▸ Given request: Go through the records and show each line where the word "zavisnosti" occurs.

# # # # # # #

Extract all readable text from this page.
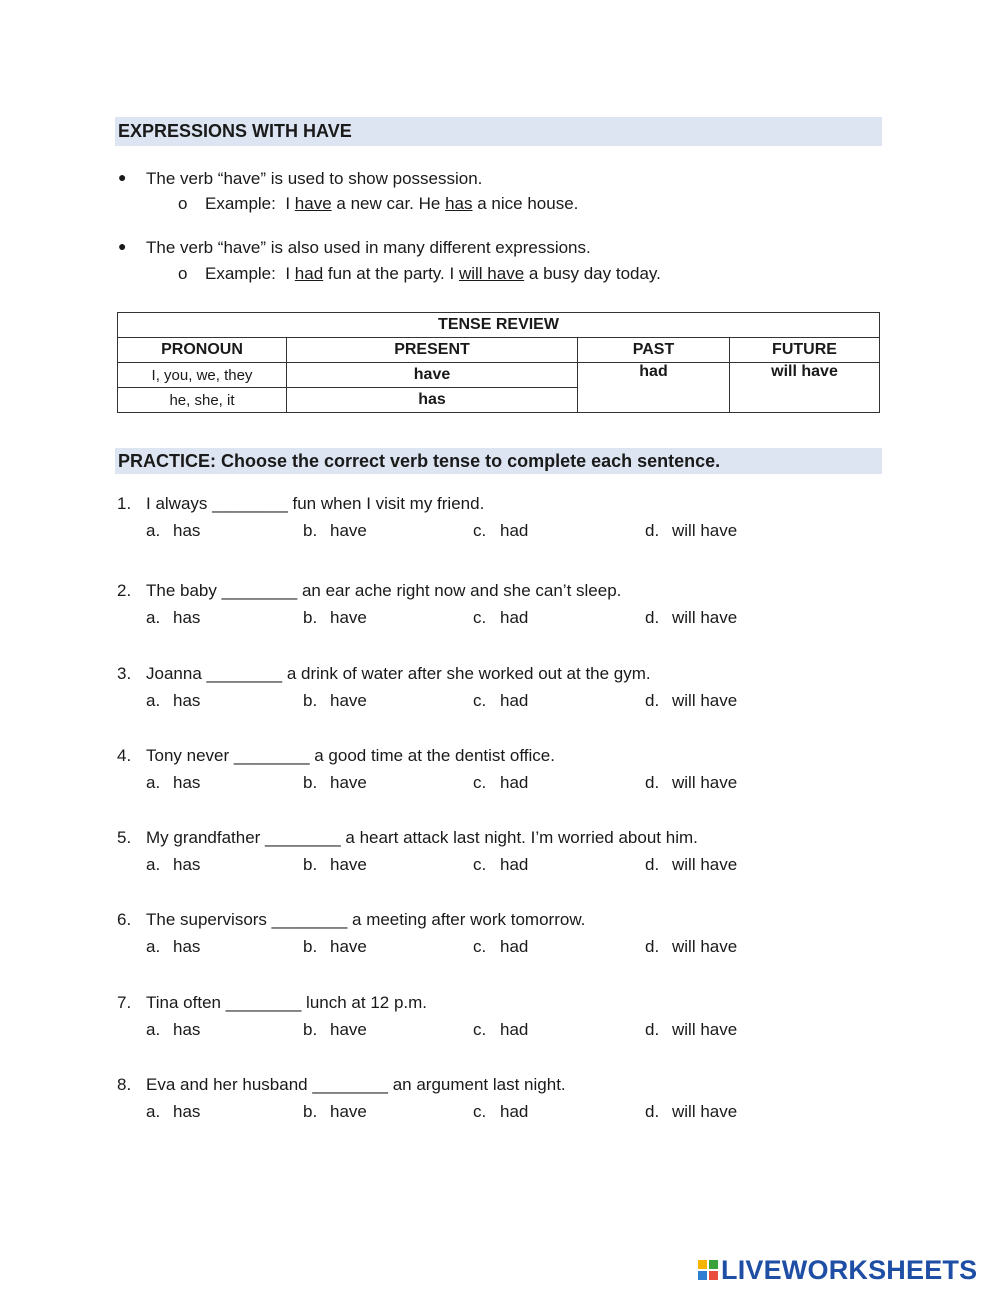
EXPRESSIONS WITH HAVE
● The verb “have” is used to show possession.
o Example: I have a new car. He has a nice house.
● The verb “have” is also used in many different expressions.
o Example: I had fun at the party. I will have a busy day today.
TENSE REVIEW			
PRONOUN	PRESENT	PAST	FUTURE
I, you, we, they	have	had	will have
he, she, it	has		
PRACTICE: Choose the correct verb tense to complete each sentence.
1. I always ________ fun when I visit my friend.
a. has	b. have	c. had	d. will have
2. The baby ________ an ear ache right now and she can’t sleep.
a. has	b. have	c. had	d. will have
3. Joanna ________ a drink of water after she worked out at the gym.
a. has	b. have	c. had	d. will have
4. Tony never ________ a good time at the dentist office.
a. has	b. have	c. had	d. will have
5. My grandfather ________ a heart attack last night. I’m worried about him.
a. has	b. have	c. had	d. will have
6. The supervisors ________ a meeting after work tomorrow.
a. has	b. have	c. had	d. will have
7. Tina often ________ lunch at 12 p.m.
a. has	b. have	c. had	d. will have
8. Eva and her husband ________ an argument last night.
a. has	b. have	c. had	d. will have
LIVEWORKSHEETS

# # # # # # #

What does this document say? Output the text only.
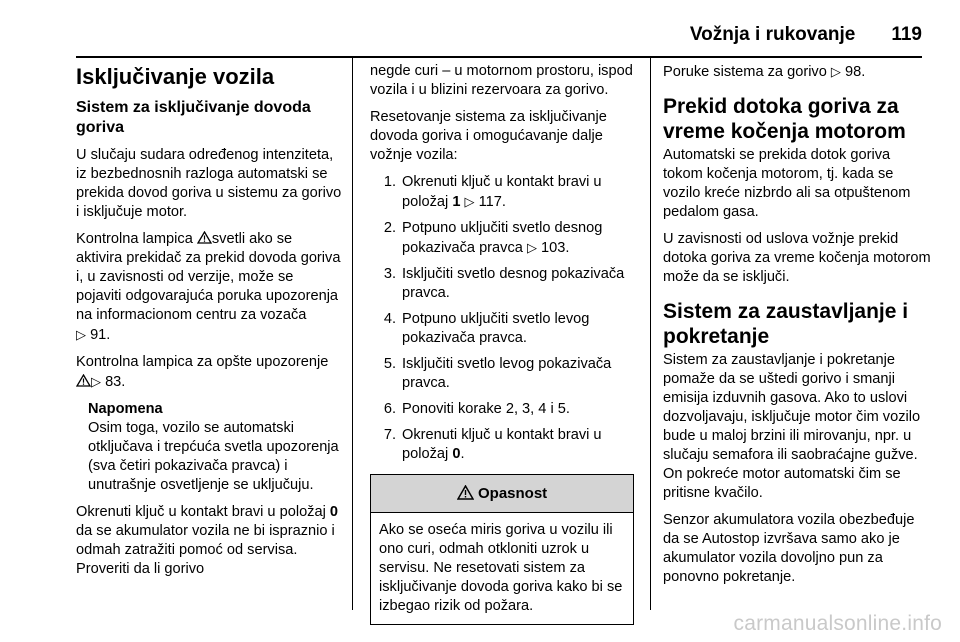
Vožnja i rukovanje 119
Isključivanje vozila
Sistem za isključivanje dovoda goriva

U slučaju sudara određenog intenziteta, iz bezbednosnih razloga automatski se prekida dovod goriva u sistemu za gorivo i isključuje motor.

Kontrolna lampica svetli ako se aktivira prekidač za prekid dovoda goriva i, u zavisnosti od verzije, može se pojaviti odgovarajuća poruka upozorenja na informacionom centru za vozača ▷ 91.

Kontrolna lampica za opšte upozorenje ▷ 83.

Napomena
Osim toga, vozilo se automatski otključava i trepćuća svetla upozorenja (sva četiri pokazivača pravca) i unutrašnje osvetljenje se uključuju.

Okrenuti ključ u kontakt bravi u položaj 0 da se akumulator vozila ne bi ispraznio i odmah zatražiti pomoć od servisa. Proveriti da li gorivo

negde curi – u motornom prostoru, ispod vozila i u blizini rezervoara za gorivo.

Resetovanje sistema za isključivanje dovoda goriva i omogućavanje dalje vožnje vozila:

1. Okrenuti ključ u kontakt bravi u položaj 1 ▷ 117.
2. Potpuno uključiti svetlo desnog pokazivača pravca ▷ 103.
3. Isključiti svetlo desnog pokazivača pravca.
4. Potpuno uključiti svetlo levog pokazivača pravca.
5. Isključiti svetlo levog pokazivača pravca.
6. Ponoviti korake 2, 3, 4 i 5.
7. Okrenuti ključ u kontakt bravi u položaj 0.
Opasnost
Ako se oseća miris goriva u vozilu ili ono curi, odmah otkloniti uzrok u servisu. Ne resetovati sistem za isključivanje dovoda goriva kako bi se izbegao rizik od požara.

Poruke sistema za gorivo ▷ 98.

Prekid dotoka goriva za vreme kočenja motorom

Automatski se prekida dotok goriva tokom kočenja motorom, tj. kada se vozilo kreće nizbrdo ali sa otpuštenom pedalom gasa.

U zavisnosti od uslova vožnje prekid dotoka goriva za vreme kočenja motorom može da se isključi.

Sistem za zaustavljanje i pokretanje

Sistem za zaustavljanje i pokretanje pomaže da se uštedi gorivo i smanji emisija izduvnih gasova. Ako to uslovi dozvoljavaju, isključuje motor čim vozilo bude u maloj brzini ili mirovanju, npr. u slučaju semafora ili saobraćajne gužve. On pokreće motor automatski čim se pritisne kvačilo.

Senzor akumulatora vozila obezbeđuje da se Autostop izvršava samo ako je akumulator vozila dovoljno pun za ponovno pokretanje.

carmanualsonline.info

# # # # # # #

▸ Output of the exercise:
Kontrolna lampica svetli ako se aktivira prekidač za prekid dovoda goriva i, u zavisnosti od verzije, može se pojaviti odgovarajuća poruka upozorenja na informacionom centru za vozača ▷ 91.
U zavisnosti od uslova vožnje prekid dotoka goriva za vreme kočenja motorom može da se isključi.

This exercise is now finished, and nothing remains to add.